* Given request *
Output solely the number of lines containing the string "type".

═══ Record list ═══

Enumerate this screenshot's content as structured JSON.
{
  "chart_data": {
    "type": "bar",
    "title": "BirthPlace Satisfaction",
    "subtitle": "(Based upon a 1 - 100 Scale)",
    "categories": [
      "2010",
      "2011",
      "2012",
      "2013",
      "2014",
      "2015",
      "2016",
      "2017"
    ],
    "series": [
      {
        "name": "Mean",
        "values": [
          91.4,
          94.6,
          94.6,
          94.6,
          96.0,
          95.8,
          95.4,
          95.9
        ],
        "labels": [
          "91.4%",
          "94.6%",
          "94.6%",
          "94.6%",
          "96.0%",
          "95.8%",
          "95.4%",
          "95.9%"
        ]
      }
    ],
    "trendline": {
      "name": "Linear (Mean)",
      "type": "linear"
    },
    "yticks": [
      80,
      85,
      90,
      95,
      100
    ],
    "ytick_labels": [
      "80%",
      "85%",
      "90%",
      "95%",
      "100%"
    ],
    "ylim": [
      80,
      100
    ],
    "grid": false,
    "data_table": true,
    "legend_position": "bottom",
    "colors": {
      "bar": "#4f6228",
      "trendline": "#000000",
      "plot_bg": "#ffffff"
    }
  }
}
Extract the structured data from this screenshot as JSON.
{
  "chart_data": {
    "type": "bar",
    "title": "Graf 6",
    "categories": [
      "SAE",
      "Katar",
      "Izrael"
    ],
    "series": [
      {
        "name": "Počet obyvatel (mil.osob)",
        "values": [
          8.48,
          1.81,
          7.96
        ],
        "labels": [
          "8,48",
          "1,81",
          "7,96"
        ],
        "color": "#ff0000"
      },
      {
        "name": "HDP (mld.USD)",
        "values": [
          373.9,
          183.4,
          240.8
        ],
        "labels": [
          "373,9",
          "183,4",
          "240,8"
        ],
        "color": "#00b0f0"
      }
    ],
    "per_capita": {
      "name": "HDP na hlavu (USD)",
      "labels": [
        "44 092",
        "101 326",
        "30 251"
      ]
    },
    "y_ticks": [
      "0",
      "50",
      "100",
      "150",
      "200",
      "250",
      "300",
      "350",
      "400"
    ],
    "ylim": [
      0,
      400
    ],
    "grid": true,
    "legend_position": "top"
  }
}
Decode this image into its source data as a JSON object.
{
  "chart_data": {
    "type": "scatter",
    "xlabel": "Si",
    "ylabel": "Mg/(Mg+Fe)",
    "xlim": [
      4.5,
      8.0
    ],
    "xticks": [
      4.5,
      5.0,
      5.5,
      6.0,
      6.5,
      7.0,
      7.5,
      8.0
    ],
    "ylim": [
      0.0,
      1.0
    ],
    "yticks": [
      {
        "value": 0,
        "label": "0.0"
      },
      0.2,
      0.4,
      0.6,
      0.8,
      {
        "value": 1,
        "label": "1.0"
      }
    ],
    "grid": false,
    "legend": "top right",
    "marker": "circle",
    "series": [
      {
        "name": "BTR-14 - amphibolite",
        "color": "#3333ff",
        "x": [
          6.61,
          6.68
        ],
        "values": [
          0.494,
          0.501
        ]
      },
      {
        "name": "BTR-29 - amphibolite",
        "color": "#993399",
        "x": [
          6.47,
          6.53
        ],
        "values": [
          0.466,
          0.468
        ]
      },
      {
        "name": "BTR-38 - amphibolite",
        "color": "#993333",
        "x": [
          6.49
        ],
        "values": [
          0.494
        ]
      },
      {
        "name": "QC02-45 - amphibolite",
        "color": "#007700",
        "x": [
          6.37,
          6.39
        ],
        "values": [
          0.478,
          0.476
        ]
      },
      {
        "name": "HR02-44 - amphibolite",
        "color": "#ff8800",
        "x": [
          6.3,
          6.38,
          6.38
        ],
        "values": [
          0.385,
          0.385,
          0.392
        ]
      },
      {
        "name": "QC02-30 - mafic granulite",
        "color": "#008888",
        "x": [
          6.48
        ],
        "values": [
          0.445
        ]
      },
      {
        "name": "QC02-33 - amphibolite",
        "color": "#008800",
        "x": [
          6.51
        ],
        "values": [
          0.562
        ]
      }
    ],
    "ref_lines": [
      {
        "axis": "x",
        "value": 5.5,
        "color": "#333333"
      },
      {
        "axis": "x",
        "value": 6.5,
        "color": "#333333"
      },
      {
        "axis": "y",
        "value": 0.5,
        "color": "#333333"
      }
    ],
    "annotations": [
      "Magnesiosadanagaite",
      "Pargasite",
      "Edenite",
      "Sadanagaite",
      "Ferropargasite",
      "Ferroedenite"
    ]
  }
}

═══

* Response to the task *
4